Task goal: Retype all the entries word for word, but omit the pictures.

[Source records]
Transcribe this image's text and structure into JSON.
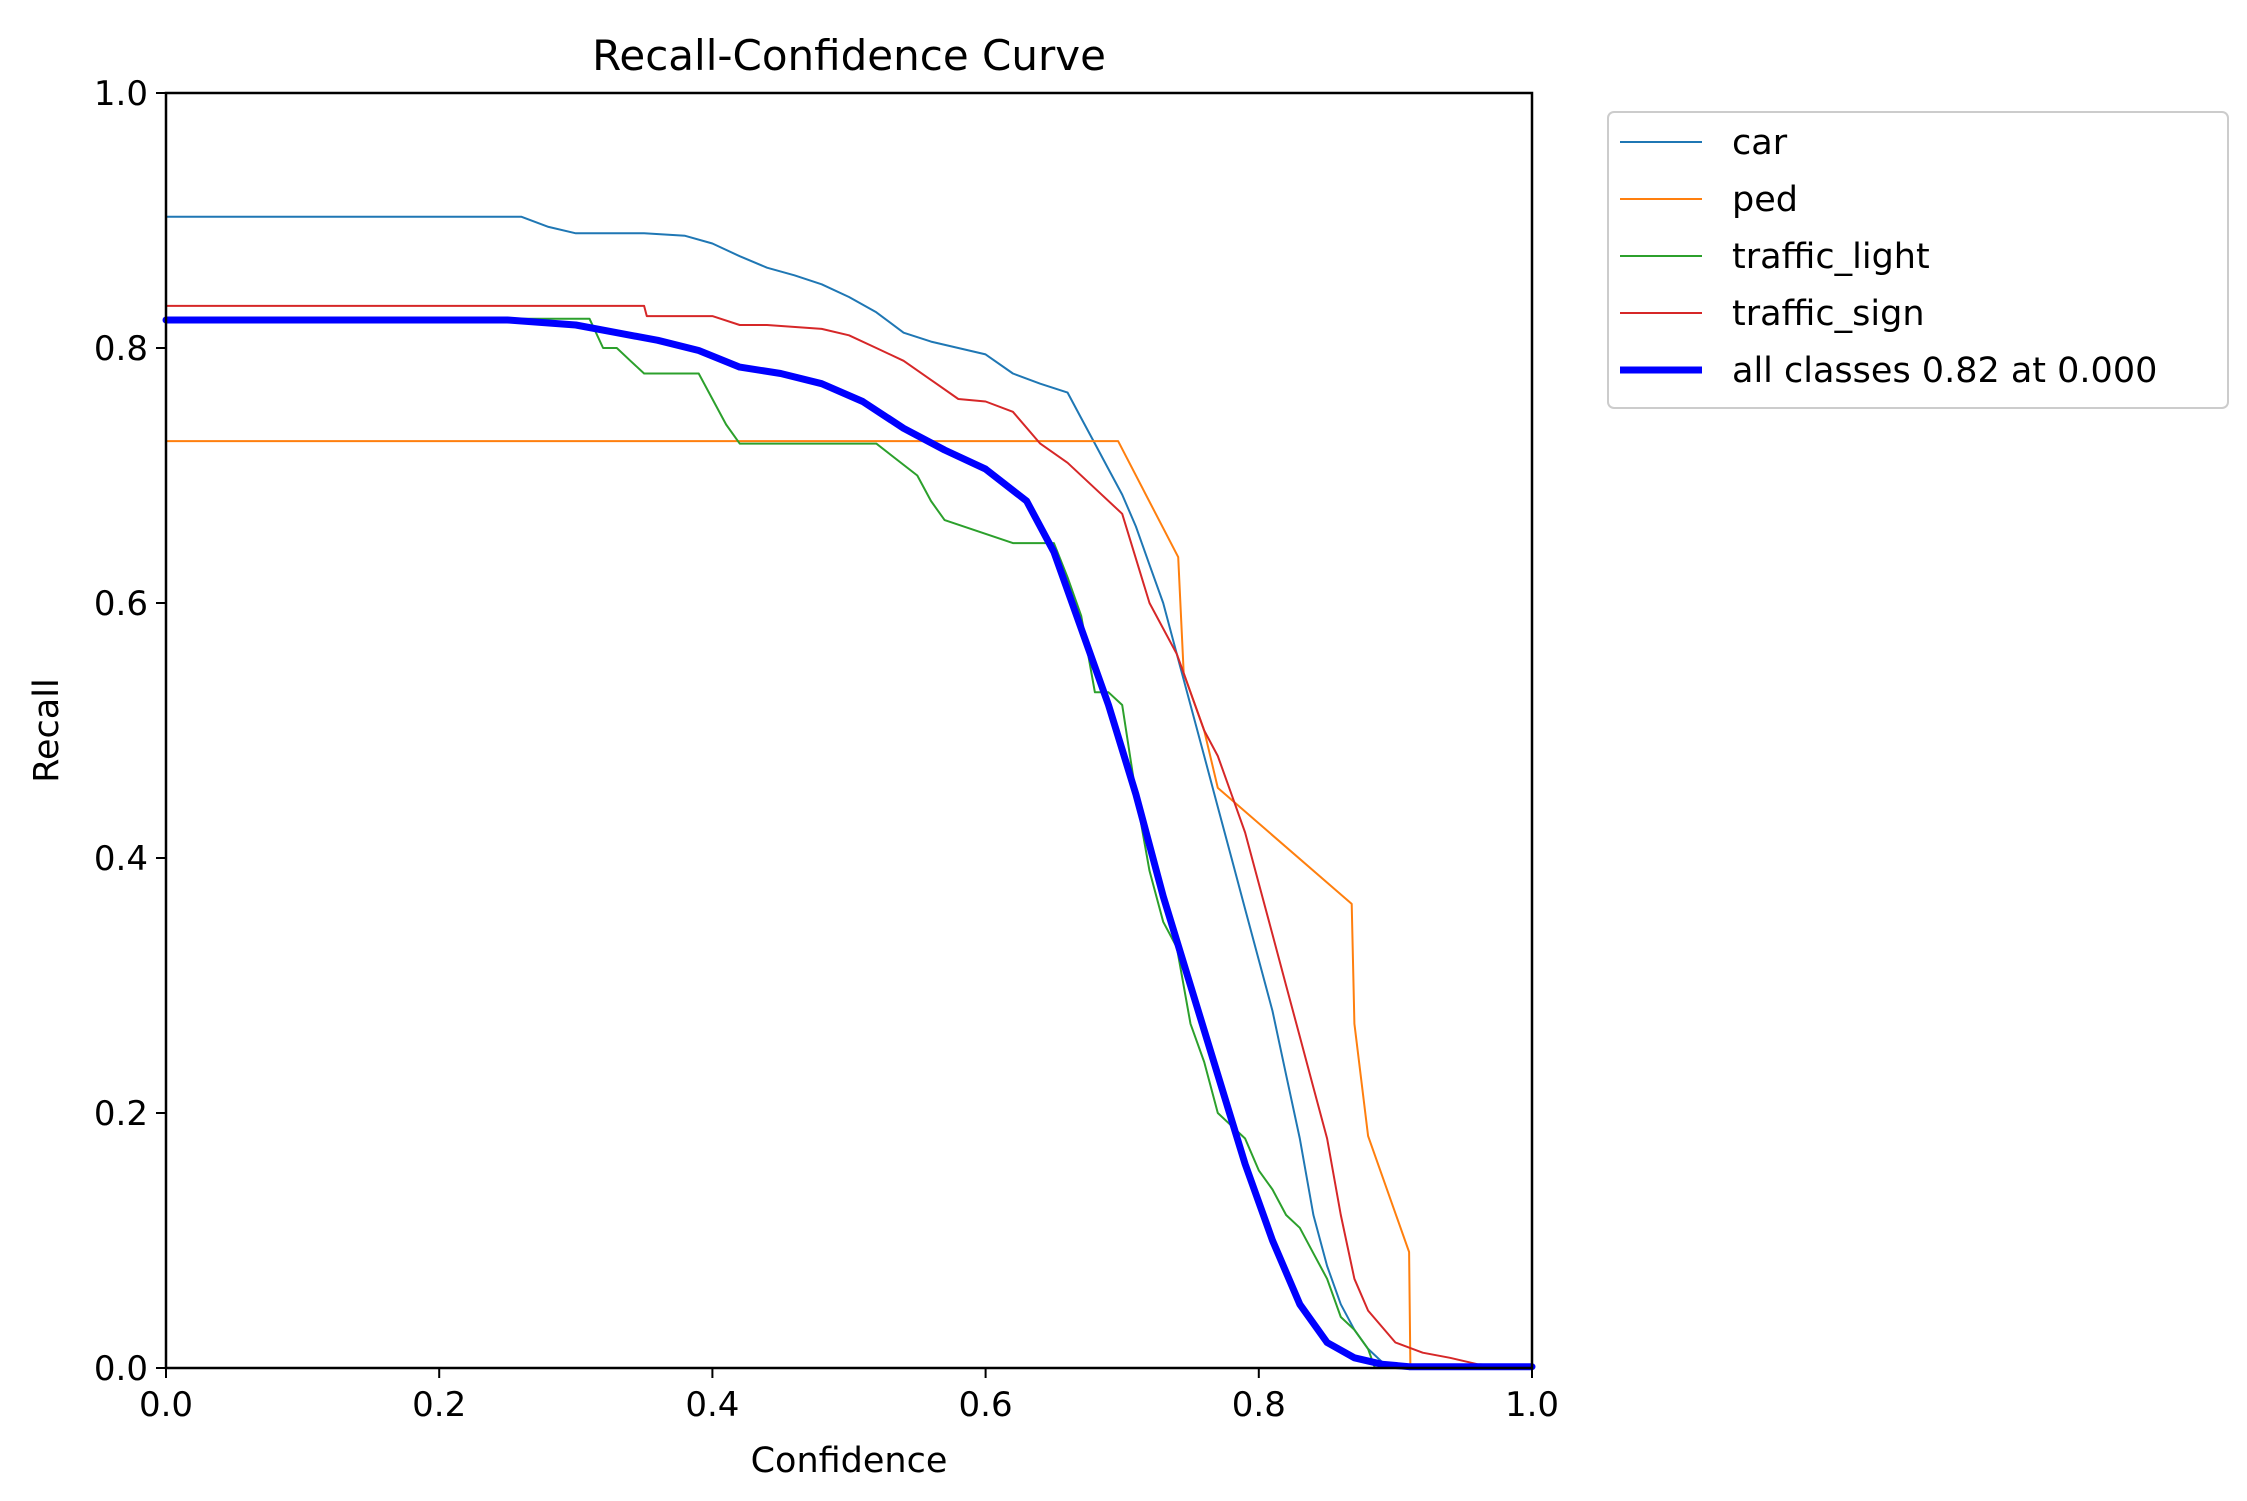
{
  "chart_data": {
    "type": "line",
    "title": "Recall-Confidence Curve",
    "xlabel": "Confidence",
    "ylabel": "Recall",
    "xlim": [
      0,
      1
    ],
    "ylim": [
      0,
      1
    ],
    "xticks": [
      "0.0",
      "0.2",
      "0.4",
      "0.6",
      "0.8",
      "1.0"
    ],
    "yticks": [
      "0.0",
      "0.2",
      "0.4",
      "0.6",
      "0.8",
      "1.0"
    ],
    "grid": false,
    "legend_position": "outside-top-right",
    "series": [
      {
        "name": "car",
        "color": "#1f77b4",
        "width": 2,
        "x": [
          0,
          0.26,
          0.28,
          0.3,
          0.32,
          0.35,
          0.38,
          0.4,
          0.42,
          0.44,
          0.46,
          0.48,
          0.5,
          0.52,
          0.54,
          0.56,
          0.58,
          0.6,
          0.62,
          0.64,
          0.66,
          0.67,
          0.68,
          0.69,
          0.7,
          0.71,
          0.72,
          0.73,
          0.74,
          0.75,
          0.76,
          0.77,
          0.78,
          0.79,
          0.8,
          0.81,
          0.82,
          0.83,
          0.84,
          0.85,
          0.86,
          0.87,
          0.88,
          0.89,
          0.9,
          0.92,
          0.95,
          1.0
        ],
        "y": [
          0.903,
          0.903,
          0.895,
          0.89,
          0.89,
          0.89,
          0.888,
          0.882,
          0.872,
          0.863,
          0.857,
          0.85,
          0.84,
          0.828,
          0.812,
          0.805,
          0.8,
          0.795,
          0.78,
          0.772,
          0.765,
          0.745,
          0.725,
          0.705,
          0.685,
          0.66,
          0.63,
          0.6,
          0.56,
          0.52,
          0.48,
          0.44,
          0.4,
          0.36,
          0.32,
          0.28,
          0.23,
          0.18,
          0.12,
          0.08,
          0.05,
          0.03,
          0.015,
          0.005,
          0.002,
          0.001,
          0.001,
          0.001
        ]
      },
      {
        "name": "ped",
        "color": "#ff7f0e",
        "width": 2,
        "x": [
          0,
          0.697,
          0.741,
          0.745,
          0.76,
          0.77,
          0.868,
          0.87,
          0.88,
          0.91,
          0.911,
          0.913,
          1.0
        ],
        "y": [
          0.727,
          0.727,
          0.636,
          0.545,
          0.5,
          0.455,
          0.364,
          0.27,
          0.182,
          0.091,
          0.0,
          0.0,
          0.0
        ]
      },
      {
        "name": "traffic_light",
        "color": "#2ca02c",
        "width": 2,
        "x": [
          0,
          0.31,
          0.32,
          0.33,
          0.34,
          0.35,
          0.36,
          0.39,
          0.4,
          0.41,
          0.42,
          0.44,
          0.48,
          0.52,
          0.55,
          0.56,
          0.57,
          0.62,
          0.65,
          0.66,
          0.67,
          0.68,
          0.69,
          0.7,
          0.71,
          0.72,
          0.73,
          0.74,
          0.75,
          0.76,
          0.77,
          0.78,
          0.79,
          0.8,
          0.81,
          0.82,
          0.83,
          0.84,
          0.85,
          0.86,
          0.87,
          0.88,
          0.885,
          0.89,
          1.0
        ],
        "y": [
          0.823,
          0.823,
          0.8,
          0.8,
          0.79,
          0.78,
          0.78,
          0.78,
          0.76,
          0.74,
          0.725,
          0.725,
          0.725,
          0.725,
          0.7,
          0.68,
          0.665,
          0.647,
          0.647,
          0.62,
          0.59,
          0.53,
          0.53,
          0.52,
          0.45,
          0.39,
          0.35,
          0.33,
          0.27,
          0.24,
          0.2,
          0.19,
          0.18,
          0.155,
          0.14,
          0.12,
          0.11,
          0.09,
          0.07,
          0.04,
          0.03,
          0.015,
          0.0,
          0.0,
          0.0
        ]
      },
      {
        "name": "traffic_sign",
        "color": "#d62728",
        "width": 2,
        "x": [
          0,
          0.35,
          0.352,
          0.37,
          0.4,
          0.42,
          0.44,
          0.48,
          0.5,
          0.52,
          0.54,
          0.56,
          0.58,
          0.6,
          0.62,
          0.64,
          0.66,
          0.68,
          0.7,
          0.72,
          0.74,
          0.75,
          0.76,
          0.77,
          0.78,
          0.79,
          0.8,
          0.81,
          0.82,
          0.83,
          0.84,
          0.85,
          0.86,
          0.87,
          0.88,
          0.9,
          0.92,
          0.94,
          0.96,
          1.0
        ],
        "y": [
          0.833,
          0.833,
          0.825,
          0.825,
          0.825,
          0.818,
          0.818,
          0.815,
          0.81,
          0.8,
          0.79,
          0.775,
          0.76,
          0.758,
          0.75,
          0.725,
          0.71,
          0.69,
          0.67,
          0.6,
          0.56,
          0.53,
          0.5,
          0.48,
          0.45,
          0.42,
          0.38,
          0.34,
          0.3,
          0.26,
          0.22,
          0.18,
          0.12,
          0.07,
          0.045,
          0.02,
          0.012,
          0.008,
          0.003,
          0.001
        ]
      },
      {
        "name": "all classes 0.82 at 0.000",
        "color": "#0000ff",
        "width": 7,
        "x": [
          0,
          0.1,
          0.2,
          0.25,
          0.3,
          0.33,
          0.36,
          0.39,
          0.42,
          0.45,
          0.48,
          0.51,
          0.54,
          0.57,
          0.6,
          0.63,
          0.65,
          0.67,
          0.69,
          0.71,
          0.73,
          0.75,
          0.77,
          0.79,
          0.81,
          0.83,
          0.85,
          0.87,
          0.89,
          0.91,
          0.93,
          0.95,
          1.0
        ],
        "y": [
          0.822,
          0.822,
          0.822,
          0.822,
          0.818,
          0.812,
          0.806,
          0.798,
          0.785,
          0.78,
          0.772,
          0.758,
          0.737,
          0.72,
          0.705,
          0.68,
          0.64,
          0.58,
          0.52,
          0.45,
          0.37,
          0.3,
          0.23,
          0.16,
          0.1,
          0.05,
          0.02,
          0.008,
          0.003,
          0.001,
          0.001,
          0.001,
          0.001
        ]
      }
    ]
  }
}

Output of the task:
Transcribe this image's text and structure into JSON.
{
  "chart_data": {
    "type": "line",
    "title": "Recall-Confidence Curve",
    "xlabel": "Confidence",
    "ylabel": "Recall",
    "xlim": [
      0,
      1
    ],
    "ylim": [
      0,
      1
    ],
    "xticks": [
      "0.0",
      "0.2",
      "0.4",
      "0.6",
      "0.8",
      "1.0"
    ],
    "yticks": [
      "0.0",
      "0.2",
      "0.4",
      "0.6",
      "0.8",
      "1.0"
    ],
    "grid": false,
    "legend_position": "outside-top-right",
    "series": [
      {
        "name": "car",
        "color": "#1f77b4",
        "width": 2,
        "x": [
          0,
          0.26,
          0.28,
          0.3,
          0.32,
          0.35,
          0.38,
          0.4,
          0.42,
          0.44,
          0.46,
          0.48,
          0.5,
          0.52,
          0.54,
          0.56,
          0.58,
          0.6,
          0.62,
          0.64,
          0.66,
          0.67,
          0.68,
          0.69,
          0.7,
          0.71,
          0.72,
          0.73,
          0.74,
          0.75,
          0.76,
          0.77,
          0.78,
          0.79,
          0.8,
          0.81,
          0.82,
          0.83,
          0.84,
          0.85,
          0.86,
          0.87,
          0.88,
          0.89,
          0.9,
          0.92,
          0.95,
          1.0
        ],
        "y": [
          0.903,
          0.903,
          0.895,
          0.89,
          0.89,
          0.89,
          0.888,
          0.882,
          0.872,
          0.863,
          0.857,
          0.85,
          0.84,
          0.828,
          0.812,
          0.805,
          0.8,
          0.795,
          0.78,
          0.772,
          0.765,
          0.745,
          0.725,
          0.705,
          0.685,
          0.66,
          0.63,
          0.6,
          0.56,
          0.52,
          0.48,
          0.44,
          0.4,
          0.36,
          0.32,
          0.28,
          0.23,
          0.18,
          0.12,
          0.08,
          0.05,
          0.03,
          0.015,
          0.005,
          0.002,
          0.001,
          0.001,
          0.001
        ]
      },
      {
        "name": "ped",
        "color": "#ff7f0e",
        "width": 2,
        "x": [
          0,
          0.697,
          0.741,
          0.745,
          0.76,
          0.77,
          0.868,
          0.87,
          0.88,
          0.91,
          0.911,
          0.913,
          1.0
        ],
        "y": [
          0.727,
          0.727,
          0.636,
          0.545,
          0.5,
          0.455,
          0.364,
          0.27,
          0.182,
          0.091,
          0.0,
          0.0,
          0.0
        ]
      },
      {
        "name": "traffic_light",
        "color": "#2ca02c",
        "width": 2,
        "x": [
          0,
          0.31,
          0.32,
          0.33,
          0.34,
          0.35,
          0.36,
          0.39,
          0.4,
          0.41,
          0.42,
          0.44,
          0.48,
          0.52,
          0.55,
          0.56,
          0.57,
          0.62,
          0.65,
          0.66,
          0.67,
          0.68,
          0.69,
          0.7,
          0.71,
          0.72,
          0.73,
          0.74,
          0.75,
          0.76,
          0.77,
          0.78,
          0.79,
          0.8,
          0.81,
          0.82,
          0.83,
          0.84,
          0.85,
          0.86,
          0.87,
          0.88,
          0.885,
          0.89,
          1.0
        ],
        "y": [
          0.823,
          0.823,
          0.8,
          0.8,
          0.79,
          0.78,
          0.78,
          0.78,
          0.76,
          0.74,
          0.725,
          0.725,
          0.725,
          0.725,
          0.7,
          0.68,
          0.665,
          0.647,
          0.647,
          0.62,
          0.59,
          0.53,
          0.53,
          0.52,
          0.45,
          0.39,
          0.35,
          0.33,
          0.27,
          0.24,
          0.2,
          0.19,
          0.18,
          0.155,
          0.14,
          0.12,
          0.11,
          0.09,
          0.07,
          0.04,
          0.03,
          0.015,
          0.0,
          0.0,
          0.0
        ]
      },
      {
        "name": "traffic_sign",
        "color": "#d62728",
        "width": 2,
        "x": [
          0,
          0.35,
          0.352,
          0.37,
          0.4,
          0.42,
          0.44,
          0.48,
          0.5,
          0.52,
          0.54,
          0.56,
          0.58,
          0.6,
          0.62,
          0.64,
          0.66,
          0.68,
          0.7,
          0.72,
          0.74,
          0.75,
          0.76,
          0.77,
          0.78,
          0.79,
          0.8,
          0.81,
          0.82,
          0.83,
          0.84,
          0.85,
          0.86,
          0.87,
          0.88,
          0.9,
          0.92,
          0.94,
          0.96,
          1.0
        ],
        "y": [
          0.833,
          0.833,
          0.825,
          0.825,
          0.825,
          0.818,
          0.818,
          0.815,
          0.81,
          0.8,
          0.79,
          0.775,
          0.76,
          0.758,
          0.75,
          0.725,
          0.71,
          0.69,
          0.67,
          0.6,
          0.56,
          0.53,
          0.5,
          0.48,
          0.45,
          0.42,
          0.38,
          0.34,
          0.3,
          0.26,
          0.22,
          0.18,
          0.12,
          0.07,
          0.045,
          0.02,
          0.012,
          0.008,
          0.003,
          0.001
        ]
      },
      {
        "name": "all classes 0.82 at 0.000",
        "color": "#0000ff",
        "width": 7,
        "x": [
          0,
          0.1,
          0.2,
          0.25,
          0.3,
          0.33,
          0.36,
          0.39,
          0.42,
          0.45,
          0.48,
          0.51,
          0.54,
          0.57,
          0.6,
          0.63,
          0.65,
          0.67,
          0.69,
          0.71,
          0.73,
          0.75,
          0.77,
          0.79,
          0.81,
          0.83,
          0.85,
          0.87,
          0.89,
          0.91,
          0.93,
          0.95,
          1.0
        ],
        "y": [
          0.822,
          0.822,
          0.822,
          0.822,
          0.818,
          0.812,
          0.806,
          0.798,
          0.785,
          0.78,
          0.772,
          0.758,
          0.737,
          0.72,
          0.705,
          0.68,
          0.64,
          0.58,
          0.52,
          0.45,
          0.37,
          0.3,
          0.23,
          0.16,
          0.1,
          0.05,
          0.02,
          0.008,
          0.003,
          0.001,
          0.001,
          0.001,
          0.001
        ]
      }
    ]
  }
}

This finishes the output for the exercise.